Work to be completed: Extract the complete listing and output it unchanged.

———

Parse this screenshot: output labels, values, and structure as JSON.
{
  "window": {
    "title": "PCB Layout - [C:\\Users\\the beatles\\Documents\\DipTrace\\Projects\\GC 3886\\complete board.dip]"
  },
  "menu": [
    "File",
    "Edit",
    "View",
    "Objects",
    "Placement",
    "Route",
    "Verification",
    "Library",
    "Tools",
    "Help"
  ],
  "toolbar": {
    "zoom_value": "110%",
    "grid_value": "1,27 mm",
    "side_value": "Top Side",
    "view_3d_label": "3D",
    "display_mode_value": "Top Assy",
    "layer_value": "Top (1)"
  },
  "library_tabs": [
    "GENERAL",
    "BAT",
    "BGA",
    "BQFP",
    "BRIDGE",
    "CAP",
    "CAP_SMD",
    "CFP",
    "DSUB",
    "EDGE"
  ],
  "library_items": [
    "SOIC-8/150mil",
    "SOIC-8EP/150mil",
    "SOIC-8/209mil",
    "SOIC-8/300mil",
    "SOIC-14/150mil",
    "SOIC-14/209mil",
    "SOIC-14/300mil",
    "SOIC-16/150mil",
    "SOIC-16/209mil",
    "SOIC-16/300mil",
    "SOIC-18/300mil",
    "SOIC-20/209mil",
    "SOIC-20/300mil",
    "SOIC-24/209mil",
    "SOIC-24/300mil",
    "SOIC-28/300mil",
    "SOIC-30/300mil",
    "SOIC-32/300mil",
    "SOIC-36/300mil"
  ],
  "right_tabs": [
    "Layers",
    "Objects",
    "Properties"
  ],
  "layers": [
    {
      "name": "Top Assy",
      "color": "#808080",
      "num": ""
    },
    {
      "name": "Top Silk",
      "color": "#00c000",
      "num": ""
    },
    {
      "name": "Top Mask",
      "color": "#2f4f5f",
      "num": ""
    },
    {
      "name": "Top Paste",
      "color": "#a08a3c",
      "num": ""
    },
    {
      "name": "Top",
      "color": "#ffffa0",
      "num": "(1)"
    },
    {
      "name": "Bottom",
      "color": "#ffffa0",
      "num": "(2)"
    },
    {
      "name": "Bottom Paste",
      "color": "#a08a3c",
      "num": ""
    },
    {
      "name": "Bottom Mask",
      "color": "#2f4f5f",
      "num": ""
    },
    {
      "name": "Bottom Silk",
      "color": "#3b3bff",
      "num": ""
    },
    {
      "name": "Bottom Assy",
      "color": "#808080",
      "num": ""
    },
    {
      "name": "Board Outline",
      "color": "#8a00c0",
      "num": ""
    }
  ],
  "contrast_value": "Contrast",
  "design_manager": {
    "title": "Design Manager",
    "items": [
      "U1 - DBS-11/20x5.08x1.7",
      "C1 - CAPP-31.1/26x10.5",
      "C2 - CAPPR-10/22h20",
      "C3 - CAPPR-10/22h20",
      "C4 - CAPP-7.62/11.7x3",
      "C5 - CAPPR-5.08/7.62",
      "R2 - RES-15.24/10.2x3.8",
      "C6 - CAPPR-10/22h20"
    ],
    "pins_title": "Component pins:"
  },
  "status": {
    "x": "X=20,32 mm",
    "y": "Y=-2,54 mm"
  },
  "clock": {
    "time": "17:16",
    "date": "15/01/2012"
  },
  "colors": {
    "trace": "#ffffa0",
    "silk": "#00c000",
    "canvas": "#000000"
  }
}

———

Exercise response:
Parse this screenshot: output labels, values, and structure as JSON.
{
  "window": {
    "title": "PCB Layout - [C:\\Users\\the beatles\\Documents\\DipTrace\\Projects\\GC 3886\\complete board.dip]"
  },
  "menu": [
    "File",
    "Edit",
    "View",
    "Objects",
    "Placement",
    "Route",
    "Verification",
    "Library",
    "Tools",
    "Help"
  ],
  "toolbar": {
    "zoom_value": "110%",
    "grid_value": "1,27 mm",
    "side_value": "Top Side",
    "view_3d_label": "3D",
    "display_mode_value": "Top Assy",
    "layer_value": "Top (1)"
  },
  "library_tabs": [
    "GENERAL",
    "BAT",
    "BGA",
    "BQFP",
    "BRIDGE",
    "CAP",
    "CAP_SMD",
    "CFP",
    "DSUB",
    "EDGE"
  ],
  "library_items": [
    "SOIC-8/150mil",
    "SOIC-8EP/150mil",
    "SOIC-8/209mil",
    "SOIC-8/300mil",
    "SOIC-14/150mil",
    "SOIC-14/209mil",
    "SOIC-14/300mil",
    "SOIC-16/150mil",
    "SOIC-16/209mil",
    "SOIC-16/300mil",
    "SOIC-18/300mil",
    "SOIC-20/209mil",
    "SOIC-20/300mil",
    "SOIC-24/209mil",
    "SOIC-24/300mil",
    "SOIC-28/300mil",
    "SOIC-30/300mil",
    "SOIC-32/300mil",
    "SOIC-36/300mil"
  ],
  "right_tabs": [
    "Layers",
    "Objects",
    "Properties"
  ],
  "layers": [
    {
      "name": "Top Assy",
      "color": "#808080",
      "num": ""
    },
    {
      "name": "Top Silk",
      "color": "#00c000",
      "num": ""
    },
    {
      "name": "Top Mask",
      "color": "#2f4f5f",
      "num": ""
    },
    {
      "name": "Top Paste",
      "color": "#a08a3c",
      "num": ""
    },
    {
      "name": "Top",
      "color": "#ffffa0",
      "num": "(1)"
    },
    {
      "name": "Bottom",
      "color": "#ffffa0",
      "num": "(2)"
    },
    {
      "name": "Bottom Paste",
      "color": "#a08a3c",
      "num": ""
    },
    {
      "name": "Bottom Mask",
      "color": "#2f4f5f",
      "num": ""
    },
    {
      "name": "Bottom Silk",
      "color": "#3b3bff",
      "num": ""
    },
    {
      "name": "Bottom Assy",
      "color": "#808080",
      "num": ""
    },
    {
      "name": "Board Outline",
      "color": "#8a00c0",
      "num": ""
    }
  ],
  "contrast_value": "Contrast",
  "design_manager": {
    "title": "Design Manager",
    "items": [
      "U1 - DBS-11/20x5.08x1.7",
      "C1 - CAPP-31.1/26x10.5",
      "C2 - CAPPR-10/22h20",
      "C3 - CAPPR-10/22h20",
      "C4 - CAPP-7.62/11.7x3",
      "C5 - CAPPR-5.08/7.62",
      "R2 - RES-15.24/10.2x3.8",
      "C6 - CAPPR-10/22h20"
    ],
    "pins_title": "Component pins:"
  },
  "status": {
    "x": "X=20,32 mm",
    "y": "Y=-2,54 mm"
  },
  "clock": {
    "time": "17:16",
    "date": "15/01/2012"
  },
  "colors": {
    "trace": "#ffffa0",
    "silk": "#00c000",
    "canvas": "#000000"
  }
}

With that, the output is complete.